Task prompt: Some lines in the listing below may include the string "серия". How many are there? Give only the number.

++++ Given data ++++

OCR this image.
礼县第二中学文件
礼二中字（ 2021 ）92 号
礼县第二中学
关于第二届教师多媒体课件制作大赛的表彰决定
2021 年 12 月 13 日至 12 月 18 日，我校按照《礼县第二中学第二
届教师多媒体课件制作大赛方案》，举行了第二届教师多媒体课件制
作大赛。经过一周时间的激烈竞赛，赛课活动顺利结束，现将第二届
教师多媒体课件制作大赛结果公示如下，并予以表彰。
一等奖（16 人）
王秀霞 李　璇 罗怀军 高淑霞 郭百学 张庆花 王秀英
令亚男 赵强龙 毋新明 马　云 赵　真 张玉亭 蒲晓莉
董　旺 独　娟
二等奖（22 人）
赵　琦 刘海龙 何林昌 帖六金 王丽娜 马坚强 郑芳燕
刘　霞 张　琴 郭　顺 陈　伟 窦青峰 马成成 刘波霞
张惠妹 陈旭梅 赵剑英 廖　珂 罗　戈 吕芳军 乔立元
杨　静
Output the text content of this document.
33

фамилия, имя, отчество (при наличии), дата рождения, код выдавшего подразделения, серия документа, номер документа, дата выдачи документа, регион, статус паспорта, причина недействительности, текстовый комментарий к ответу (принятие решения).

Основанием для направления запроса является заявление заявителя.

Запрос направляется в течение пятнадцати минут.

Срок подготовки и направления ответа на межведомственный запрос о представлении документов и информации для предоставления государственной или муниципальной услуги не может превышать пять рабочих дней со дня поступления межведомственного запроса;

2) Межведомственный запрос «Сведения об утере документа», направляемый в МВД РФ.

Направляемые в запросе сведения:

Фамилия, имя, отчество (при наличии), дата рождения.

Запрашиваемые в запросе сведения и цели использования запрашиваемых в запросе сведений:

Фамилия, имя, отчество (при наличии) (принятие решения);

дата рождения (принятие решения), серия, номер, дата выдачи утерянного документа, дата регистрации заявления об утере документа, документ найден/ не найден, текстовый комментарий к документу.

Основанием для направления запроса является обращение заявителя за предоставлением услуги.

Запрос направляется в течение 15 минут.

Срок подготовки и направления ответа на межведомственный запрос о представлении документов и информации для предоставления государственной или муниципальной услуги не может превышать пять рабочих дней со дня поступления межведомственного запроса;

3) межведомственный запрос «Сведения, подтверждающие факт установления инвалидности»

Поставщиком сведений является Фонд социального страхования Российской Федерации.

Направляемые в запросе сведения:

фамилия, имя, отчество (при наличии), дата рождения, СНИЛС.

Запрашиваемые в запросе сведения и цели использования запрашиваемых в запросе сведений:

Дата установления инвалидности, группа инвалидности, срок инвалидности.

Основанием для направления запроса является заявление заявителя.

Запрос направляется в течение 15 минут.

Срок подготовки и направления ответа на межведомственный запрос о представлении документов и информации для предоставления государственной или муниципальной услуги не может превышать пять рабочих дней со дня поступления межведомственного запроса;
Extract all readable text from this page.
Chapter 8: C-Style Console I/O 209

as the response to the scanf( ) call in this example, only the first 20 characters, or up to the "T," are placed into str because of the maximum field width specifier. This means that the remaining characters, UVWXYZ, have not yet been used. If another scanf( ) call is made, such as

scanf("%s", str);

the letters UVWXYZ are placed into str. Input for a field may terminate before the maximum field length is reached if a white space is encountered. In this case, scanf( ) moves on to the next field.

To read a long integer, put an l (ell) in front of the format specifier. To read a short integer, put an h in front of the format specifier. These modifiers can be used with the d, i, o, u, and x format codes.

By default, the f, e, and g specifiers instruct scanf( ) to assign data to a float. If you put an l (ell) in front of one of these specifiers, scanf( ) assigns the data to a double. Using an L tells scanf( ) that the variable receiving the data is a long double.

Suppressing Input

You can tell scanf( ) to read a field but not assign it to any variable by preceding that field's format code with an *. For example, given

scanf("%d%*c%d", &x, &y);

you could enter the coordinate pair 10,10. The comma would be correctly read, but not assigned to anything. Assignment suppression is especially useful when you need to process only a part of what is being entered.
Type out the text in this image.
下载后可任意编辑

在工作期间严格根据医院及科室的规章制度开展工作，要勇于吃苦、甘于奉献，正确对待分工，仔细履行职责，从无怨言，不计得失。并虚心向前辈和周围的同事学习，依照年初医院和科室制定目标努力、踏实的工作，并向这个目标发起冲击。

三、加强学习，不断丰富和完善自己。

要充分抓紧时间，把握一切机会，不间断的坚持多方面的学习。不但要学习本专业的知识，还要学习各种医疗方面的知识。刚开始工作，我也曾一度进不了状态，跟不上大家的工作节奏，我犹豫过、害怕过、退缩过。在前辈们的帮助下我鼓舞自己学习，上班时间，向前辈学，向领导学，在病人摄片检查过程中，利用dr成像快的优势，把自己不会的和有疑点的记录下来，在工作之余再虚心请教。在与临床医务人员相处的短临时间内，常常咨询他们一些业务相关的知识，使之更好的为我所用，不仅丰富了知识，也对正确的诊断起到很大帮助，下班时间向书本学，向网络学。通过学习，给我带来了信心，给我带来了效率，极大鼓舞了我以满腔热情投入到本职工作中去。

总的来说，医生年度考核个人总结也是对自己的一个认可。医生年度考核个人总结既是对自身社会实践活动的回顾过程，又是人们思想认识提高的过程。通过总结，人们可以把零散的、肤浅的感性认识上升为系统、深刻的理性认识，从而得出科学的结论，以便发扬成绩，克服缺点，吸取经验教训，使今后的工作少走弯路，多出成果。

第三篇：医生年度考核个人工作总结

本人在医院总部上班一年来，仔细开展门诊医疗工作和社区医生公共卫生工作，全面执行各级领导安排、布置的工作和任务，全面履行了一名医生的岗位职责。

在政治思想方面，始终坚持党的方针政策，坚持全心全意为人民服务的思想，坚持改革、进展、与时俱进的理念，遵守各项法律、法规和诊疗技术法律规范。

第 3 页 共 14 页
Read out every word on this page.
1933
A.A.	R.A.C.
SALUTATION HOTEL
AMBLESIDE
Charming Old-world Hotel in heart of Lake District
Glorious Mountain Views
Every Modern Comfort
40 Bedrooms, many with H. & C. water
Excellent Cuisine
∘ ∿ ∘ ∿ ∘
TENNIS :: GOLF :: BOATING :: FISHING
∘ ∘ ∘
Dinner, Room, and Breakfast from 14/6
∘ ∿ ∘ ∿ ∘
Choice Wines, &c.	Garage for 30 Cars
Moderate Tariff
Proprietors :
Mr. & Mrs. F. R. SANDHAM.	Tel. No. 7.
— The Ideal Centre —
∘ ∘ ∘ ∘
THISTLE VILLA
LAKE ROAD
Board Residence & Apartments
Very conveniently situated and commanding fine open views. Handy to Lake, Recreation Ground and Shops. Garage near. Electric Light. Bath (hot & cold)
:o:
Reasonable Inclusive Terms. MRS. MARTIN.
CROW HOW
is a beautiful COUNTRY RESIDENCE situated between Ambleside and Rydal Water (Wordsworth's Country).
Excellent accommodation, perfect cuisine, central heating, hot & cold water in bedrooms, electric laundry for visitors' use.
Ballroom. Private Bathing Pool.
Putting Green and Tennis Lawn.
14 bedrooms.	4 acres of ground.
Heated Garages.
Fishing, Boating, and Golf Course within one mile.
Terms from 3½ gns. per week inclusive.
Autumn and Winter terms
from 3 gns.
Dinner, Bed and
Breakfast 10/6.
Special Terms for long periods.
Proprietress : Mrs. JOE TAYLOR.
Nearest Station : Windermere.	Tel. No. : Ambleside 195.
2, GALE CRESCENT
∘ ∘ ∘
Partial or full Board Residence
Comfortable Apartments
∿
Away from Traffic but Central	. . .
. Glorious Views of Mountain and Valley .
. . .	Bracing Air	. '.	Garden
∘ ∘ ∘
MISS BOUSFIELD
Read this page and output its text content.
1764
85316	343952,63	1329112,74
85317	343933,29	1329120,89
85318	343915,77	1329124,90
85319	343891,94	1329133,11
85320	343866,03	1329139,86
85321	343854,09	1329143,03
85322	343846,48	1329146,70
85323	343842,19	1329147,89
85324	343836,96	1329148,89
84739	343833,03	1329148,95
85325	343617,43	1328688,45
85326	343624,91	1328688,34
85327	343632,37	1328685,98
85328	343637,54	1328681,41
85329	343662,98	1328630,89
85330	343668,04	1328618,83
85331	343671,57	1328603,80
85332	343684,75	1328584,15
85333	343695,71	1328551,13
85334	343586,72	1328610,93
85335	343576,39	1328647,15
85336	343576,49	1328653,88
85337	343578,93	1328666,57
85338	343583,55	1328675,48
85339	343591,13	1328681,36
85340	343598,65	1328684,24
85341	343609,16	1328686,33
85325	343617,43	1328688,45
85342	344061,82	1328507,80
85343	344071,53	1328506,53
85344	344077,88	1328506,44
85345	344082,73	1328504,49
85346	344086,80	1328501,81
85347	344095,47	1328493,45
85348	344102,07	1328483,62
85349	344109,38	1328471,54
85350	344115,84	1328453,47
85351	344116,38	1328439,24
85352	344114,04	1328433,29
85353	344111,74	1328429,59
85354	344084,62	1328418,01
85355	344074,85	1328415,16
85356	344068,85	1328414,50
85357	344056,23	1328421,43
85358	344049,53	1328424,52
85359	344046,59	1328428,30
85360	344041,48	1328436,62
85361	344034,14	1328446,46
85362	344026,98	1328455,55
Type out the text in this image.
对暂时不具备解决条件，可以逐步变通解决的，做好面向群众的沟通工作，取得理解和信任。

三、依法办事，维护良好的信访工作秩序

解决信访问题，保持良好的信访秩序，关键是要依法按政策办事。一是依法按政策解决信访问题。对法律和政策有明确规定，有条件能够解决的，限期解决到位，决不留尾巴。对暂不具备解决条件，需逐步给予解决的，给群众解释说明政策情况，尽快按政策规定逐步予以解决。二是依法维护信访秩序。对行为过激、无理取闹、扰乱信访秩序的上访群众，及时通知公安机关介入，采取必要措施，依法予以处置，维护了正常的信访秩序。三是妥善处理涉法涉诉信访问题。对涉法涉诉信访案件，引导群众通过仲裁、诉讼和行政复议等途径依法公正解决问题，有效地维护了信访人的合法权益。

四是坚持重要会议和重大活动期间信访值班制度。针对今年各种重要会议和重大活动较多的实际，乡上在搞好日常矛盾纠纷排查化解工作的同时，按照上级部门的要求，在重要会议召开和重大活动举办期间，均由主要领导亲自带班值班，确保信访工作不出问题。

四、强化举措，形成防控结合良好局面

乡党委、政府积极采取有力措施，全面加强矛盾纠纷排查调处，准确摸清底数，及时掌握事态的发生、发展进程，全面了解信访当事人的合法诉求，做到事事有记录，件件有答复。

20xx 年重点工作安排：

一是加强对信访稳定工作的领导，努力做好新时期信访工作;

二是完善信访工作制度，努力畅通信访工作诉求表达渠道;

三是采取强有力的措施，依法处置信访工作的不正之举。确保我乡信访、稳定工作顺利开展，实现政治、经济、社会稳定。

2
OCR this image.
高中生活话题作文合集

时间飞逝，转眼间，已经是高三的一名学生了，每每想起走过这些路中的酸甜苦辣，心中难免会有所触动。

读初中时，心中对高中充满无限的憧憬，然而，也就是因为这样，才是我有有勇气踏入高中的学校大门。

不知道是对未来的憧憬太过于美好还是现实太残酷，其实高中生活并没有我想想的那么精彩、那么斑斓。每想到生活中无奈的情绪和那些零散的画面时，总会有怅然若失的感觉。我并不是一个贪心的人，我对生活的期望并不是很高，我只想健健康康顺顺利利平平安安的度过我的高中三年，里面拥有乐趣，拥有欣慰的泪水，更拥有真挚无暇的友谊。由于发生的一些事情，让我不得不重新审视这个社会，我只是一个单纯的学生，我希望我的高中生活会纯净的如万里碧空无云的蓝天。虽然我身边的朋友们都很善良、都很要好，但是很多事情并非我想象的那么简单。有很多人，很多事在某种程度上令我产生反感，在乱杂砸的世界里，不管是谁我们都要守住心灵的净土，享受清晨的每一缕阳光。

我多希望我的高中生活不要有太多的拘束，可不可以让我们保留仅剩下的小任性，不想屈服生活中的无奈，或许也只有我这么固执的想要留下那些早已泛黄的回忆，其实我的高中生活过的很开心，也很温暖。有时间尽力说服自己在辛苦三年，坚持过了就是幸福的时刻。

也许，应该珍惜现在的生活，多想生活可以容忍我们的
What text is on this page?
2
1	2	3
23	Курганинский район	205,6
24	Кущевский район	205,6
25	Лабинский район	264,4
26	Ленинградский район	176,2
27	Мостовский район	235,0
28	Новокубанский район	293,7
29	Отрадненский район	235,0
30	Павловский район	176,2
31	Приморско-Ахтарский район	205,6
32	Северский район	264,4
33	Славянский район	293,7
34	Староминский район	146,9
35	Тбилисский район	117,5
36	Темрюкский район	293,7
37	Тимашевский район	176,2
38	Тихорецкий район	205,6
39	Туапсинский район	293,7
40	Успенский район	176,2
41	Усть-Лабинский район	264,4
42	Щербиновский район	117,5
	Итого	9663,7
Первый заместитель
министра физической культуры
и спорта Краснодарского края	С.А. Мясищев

++++

Written answer: 2